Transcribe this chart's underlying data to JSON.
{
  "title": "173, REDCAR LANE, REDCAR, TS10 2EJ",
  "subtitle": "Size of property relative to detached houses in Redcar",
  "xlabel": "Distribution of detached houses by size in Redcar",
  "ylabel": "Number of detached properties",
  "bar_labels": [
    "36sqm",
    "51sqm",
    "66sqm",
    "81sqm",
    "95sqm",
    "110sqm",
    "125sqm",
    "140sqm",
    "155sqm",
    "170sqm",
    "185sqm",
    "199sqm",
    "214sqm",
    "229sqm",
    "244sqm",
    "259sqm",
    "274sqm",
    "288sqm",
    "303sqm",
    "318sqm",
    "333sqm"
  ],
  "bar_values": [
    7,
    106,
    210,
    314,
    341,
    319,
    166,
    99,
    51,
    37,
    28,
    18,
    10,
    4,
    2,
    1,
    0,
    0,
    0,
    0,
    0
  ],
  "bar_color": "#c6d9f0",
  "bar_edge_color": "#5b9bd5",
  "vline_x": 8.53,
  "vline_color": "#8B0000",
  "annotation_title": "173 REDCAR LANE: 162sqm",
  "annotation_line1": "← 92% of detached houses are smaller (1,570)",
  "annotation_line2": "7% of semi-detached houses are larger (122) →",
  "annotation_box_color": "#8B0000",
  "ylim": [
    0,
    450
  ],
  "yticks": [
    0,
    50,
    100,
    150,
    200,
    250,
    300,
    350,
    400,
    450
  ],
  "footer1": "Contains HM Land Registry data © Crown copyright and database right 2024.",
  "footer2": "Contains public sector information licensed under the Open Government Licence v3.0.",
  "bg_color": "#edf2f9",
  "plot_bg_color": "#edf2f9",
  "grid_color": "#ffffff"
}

◇ ◇ ◇

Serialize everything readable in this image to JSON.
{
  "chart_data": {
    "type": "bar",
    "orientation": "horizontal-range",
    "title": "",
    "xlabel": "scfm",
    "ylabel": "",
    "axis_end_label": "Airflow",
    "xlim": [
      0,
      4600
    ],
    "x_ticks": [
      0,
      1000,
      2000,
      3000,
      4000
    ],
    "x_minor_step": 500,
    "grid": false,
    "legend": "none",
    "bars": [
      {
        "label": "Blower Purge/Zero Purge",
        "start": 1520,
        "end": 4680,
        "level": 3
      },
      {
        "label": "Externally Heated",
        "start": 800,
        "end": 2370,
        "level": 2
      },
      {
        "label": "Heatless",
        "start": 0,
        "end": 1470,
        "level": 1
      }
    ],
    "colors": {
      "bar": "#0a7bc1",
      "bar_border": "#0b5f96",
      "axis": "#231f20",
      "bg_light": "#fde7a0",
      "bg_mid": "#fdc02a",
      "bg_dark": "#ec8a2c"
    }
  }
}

◇ ◇ ◇

WORK TO BE COMPLETED:
Return a copy of every line that includes the word "this".

EXERCISE RESPONSE:
Transcribe this chart's underlying data to JSON.
Serialize everything readable in this image to JSON.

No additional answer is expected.